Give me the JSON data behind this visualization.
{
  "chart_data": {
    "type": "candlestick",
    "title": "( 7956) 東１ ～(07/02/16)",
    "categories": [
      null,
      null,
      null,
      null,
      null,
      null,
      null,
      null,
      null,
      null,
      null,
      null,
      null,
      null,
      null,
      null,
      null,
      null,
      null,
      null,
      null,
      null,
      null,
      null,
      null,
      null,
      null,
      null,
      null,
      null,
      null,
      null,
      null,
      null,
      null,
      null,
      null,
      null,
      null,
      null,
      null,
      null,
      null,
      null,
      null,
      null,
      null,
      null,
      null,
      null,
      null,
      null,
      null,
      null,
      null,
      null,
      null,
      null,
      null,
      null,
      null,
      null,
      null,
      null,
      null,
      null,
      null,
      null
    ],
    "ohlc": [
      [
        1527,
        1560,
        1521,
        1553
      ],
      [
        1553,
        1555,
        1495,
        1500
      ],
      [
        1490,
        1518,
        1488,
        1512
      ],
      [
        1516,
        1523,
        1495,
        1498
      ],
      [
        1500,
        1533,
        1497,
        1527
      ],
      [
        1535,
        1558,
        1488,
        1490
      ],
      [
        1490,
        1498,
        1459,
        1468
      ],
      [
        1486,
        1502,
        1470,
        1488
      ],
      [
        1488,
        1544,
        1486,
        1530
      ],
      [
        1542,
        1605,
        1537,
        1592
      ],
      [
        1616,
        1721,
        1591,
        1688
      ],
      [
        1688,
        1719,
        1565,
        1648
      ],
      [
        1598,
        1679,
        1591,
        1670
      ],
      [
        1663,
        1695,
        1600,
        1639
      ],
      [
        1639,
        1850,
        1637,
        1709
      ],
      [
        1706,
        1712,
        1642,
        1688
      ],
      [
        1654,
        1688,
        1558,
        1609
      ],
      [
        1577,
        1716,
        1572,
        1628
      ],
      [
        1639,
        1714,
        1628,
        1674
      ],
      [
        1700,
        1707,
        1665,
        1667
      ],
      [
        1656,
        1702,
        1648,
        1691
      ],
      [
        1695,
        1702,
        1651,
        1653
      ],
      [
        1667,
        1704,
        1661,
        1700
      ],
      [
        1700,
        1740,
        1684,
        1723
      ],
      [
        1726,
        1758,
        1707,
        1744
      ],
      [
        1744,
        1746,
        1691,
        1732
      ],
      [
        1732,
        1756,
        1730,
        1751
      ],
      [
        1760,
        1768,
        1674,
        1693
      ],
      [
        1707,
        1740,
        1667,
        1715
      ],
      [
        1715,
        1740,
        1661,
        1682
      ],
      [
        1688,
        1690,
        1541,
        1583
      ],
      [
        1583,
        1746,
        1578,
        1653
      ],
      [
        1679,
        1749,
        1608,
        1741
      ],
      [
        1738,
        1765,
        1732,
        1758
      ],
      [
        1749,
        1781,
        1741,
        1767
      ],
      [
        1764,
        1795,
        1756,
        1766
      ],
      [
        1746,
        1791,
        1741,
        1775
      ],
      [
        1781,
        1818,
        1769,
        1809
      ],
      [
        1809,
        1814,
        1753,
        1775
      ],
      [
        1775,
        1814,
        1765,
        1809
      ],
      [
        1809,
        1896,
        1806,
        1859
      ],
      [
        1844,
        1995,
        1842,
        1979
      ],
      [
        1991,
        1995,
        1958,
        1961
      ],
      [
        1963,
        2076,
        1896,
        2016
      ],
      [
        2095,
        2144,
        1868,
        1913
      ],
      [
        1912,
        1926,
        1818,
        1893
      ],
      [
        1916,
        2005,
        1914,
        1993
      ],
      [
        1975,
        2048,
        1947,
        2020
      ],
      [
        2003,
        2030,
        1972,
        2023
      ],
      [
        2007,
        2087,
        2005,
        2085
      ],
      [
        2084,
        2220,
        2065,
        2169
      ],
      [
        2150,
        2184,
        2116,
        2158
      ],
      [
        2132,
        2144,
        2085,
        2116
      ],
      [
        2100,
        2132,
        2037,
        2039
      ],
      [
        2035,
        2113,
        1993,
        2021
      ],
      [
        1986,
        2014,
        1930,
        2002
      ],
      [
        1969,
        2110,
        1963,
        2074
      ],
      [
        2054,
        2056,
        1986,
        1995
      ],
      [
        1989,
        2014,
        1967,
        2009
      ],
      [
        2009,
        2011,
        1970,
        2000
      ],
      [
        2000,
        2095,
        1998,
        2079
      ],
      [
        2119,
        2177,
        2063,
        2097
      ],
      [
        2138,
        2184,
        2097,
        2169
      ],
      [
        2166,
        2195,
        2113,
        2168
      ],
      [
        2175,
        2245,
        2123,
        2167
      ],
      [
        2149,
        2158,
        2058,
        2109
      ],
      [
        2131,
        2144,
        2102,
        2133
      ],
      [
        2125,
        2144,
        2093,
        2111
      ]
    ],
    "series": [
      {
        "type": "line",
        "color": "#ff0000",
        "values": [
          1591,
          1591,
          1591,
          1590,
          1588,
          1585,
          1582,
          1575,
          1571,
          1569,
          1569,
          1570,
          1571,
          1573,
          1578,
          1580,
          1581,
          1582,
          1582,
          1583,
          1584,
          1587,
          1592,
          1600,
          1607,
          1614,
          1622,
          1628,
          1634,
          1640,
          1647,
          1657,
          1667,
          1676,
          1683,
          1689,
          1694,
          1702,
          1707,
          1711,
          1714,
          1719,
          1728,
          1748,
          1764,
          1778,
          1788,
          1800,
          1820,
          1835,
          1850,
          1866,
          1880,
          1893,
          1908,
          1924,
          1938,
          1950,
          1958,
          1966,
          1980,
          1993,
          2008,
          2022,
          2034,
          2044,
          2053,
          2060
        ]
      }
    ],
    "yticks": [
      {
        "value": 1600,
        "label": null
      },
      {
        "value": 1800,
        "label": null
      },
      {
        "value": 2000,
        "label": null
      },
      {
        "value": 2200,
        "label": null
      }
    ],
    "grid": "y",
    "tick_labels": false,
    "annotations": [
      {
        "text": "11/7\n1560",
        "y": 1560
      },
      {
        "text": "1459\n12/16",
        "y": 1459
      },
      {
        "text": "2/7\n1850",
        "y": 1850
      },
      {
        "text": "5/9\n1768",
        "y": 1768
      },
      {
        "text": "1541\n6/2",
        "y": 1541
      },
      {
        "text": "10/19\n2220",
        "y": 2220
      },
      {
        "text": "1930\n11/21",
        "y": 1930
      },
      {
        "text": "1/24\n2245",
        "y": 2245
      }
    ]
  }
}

Task to complete – Restate the data above exactly, keeping each word as it stands.

Solution below –
Give me the JSON data behind this visualization.
{
  "chart_data": {
    "type": "candlestick",
    "title": "( 7956) 東１ ～(07/02/16)",
    "categories": [
      null,
      null,
      null,
      null,
      null,
      null,
      null,
      null,
      null,
      null,
      null,
      null,
      null,
      null,
      null,
      null,
      null,
      null,
      null,
      null,
      null,
      null,
      null,
      null,
      null,
      null,
      null,
      null,
      null,
      null,
      null,
      null,
      null,
      null,
      null,
      null,
      null,
      null,
      null,
      null,
      null,
      null,
      null,
      null,
      null,
      null,
      null,
      null,
      null,
      null,
      null,
      null,
      null,
      null,
      null,
      null,
      null,
      null,
      null,
      null,
      null,
      null,
      null,
      null,
      null,
      null,
      null,
      null
    ],
    "ohlc": [
      [
        1527,
        1560,
        1521,
        1553
      ],
      [
        1553,
        1555,
        1495,
        1500
      ],
      [
        1490,
        1518,
        1488,
        1512
      ],
      [
        1516,
        1523,
        1495,
        1498
      ],
      [
        1500,
        1533,
        1497,
        1527
      ],
      [
        1535,
        1558,
        1488,
        1490
      ],
      [
        1490,
        1498,
        1459,
        1468
      ],
      [
        1486,
        1502,
        1470,
        1488
      ],
      [
        1488,
        1544,
        1486,
        1530
      ],
      [
        1542,
        1605,
        1537,
        1592
      ],
      [
        1616,
        1721,
        1591,
        1688
      ],
      [
        1688,
        1719,
        1565,
        1648
      ],
      [
        1598,
        1679,
        1591,
        1670
      ],
      [
        1663,
        1695,
        1600,
        1639
      ],
      [
        1639,
        1850,
        1637,
        1709
      ],
      [
        1706,
        1712,
        1642,
        1688
      ],
      [
        1654,
        1688,
        1558,
        1609
      ],
      [
        1577,
        1716,
        1572,
        1628
      ],
      [
        1639,
        1714,
        1628,
        1674
      ],
      [
        1700,
        1707,
        1665,
        1667
      ],
      [
        1656,
        1702,
        1648,
        1691
      ],
      [
        1695,
        1702,
        1651,
        1653
      ],
      [
        1667,
        1704,
        1661,
        1700
      ],
      [
        1700,
        1740,
        1684,
        1723
      ],
      [
        1726,
        1758,
        1707,
        1744
      ],
      [
        1744,
        1746,
        1691,
        1732
      ],
      [
        1732,
        1756,
        1730,
        1751
      ],
      [
        1760,
        1768,
        1674,
        1693
      ],
      [
        1707,
        1740,
        1667,
        1715
      ],
      [
        1715,
        1740,
        1661,
        1682
      ],
      [
        1688,
        1690,
        1541,
        1583
      ],
      [
        1583,
        1746,
        1578,
        1653
      ],
      [
        1679,
        1749,
        1608,
        1741
      ],
      [
        1738,
        1765,
        1732,
        1758
      ],
      [
        1749,
        1781,
        1741,
        1767
      ],
      [
        1764,
        1795,
        1756,
        1766
      ],
      [
        1746,
        1791,
        1741,
        1775
      ],
      [
        1781,
        1818,
        1769,
        1809
      ],
      [
        1809,
        1814,
        1753,
        1775
      ],
      [
        1775,
        1814,
        1765,
        1809
      ],
      [
        1809,
        1896,
        1806,
        1859
      ],
      [
        1844,
        1995,
        1842,
        1979
      ],
      [
        1991,
        1995,
        1958,
        1961
      ],
      [
        1963,
        2076,
        1896,
        2016
      ],
      [
        2095,
        2144,
        1868,
        1913
      ],
      [
        1912,
        1926,
        1818,
        1893
      ],
      [
        1916,
        2005,
        1914,
        1993
      ],
      [
        1975,
        2048,
        1947,
        2020
      ],
      [
        2003,
        2030,
        1972,
        2023
      ],
      [
        2007,
        2087,
        2005,
        2085
      ],
      [
        2084,
        2220,
        2065,
        2169
      ],
      [
        2150,
        2184,
        2116,
        2158
      ],
      [
        2132,
        2144,
        2085,
        2116
      ],
      [
        2100,
        2132,
        2037,
        2039
      ],
      [
        2035,
        2113,
        1993,
        2021
      ],
      [
        1986,
        2014,
        1930,
        2002
      ],
      [
        1969,
        2110,
        1963,
        2074
      ],
      [
        2054,
        2056,
        1986,
        1995
      ],
      [
        1989,
        2014,
        1967,
        2009
      ],
      [
        2009,
        2011,
        1970,
        2000
      ],
      [
        2000,
        2095,
        1998,
        2079
      ],
      [
        2119,
        2177,
        2063,
        2097
      ],
      [
        2138,
        2184,
        2097,
        2169
      ],
      [
        2166,
        2195,
        2113,
        2168
      ],
      [
        2175,
        2245,
        2123,
        2167
      ],
      [
        2149,
        2158,
        2058,
        2109
      ],
      [
        2131,
        2144,
        2102,
        2133
      ],
      [
        2125,
        2144,
        2093,
        2111
      ]
    ],
    "series": [
      {
        "type": "line",
        "color": "#ff0000",
        "values": [
          1591,
          1591,
          1591,
          1590,
          1588,
          1585,
          1582,
          1575,
          1571,
          1569,
          1569,
          1570,
          1571,
          1573,
          1578,
          1580,
          1581,
          1582,
          1582,
          1583,
          1584,
          1587,
          1592,
          1600,
          1607,
          1614,
          1622,
          1628,
          1634,
          1640,
          1647,
          1657,
          1667,
          1676,
          1683,
          1689,
          1694,
          1702,
          1707,
          1711,
          1714,
          1719,
          1728,
          1748,
          1764,
          1778,
          1788,
          1800,
          1820,
          1835,
          1850,
          1866,
          1880,
          1893,
          1908,
          1924,
          1938,
          1950,
          1958,
          1966,
          1980,
          1993,
          2008,
          2022,
          2034,
          2044,
          2053,
          2060
        ]
      }
    ],
    "yticks": [
      {
        "value": 1600,
        "label": null
      },
      {
        "value": 1800,
        "label": null
      },
      {
        "value": 2000,
        "label": null
      },
      {
        "value": 2200,
        "label": null
      }
    ],
    "grid": "y",
    "tick_labels": false,
    "annotations": [
      {
        "text": "11/7\n1560",
        "y": 1560
      },
      {
        "text": "1459\n12/16",
        "y": 1459
      },
      {
        "text": "2/7\n1850",
        "y": 1850
      },
      {
        "text": "5/9\n1768",
        "y": 1768
      },
      {
        "text": "1541\n6/2",
        "y": 1541
      },
      {
        "text": "10/19\n2220",
        "y": 2220
      },
      {
        "text": "1930\n11/21",
        "y": 1930
      },
      {
        "text": "1/24\n2245",
        "y": 2245
      }
    ]
  }
}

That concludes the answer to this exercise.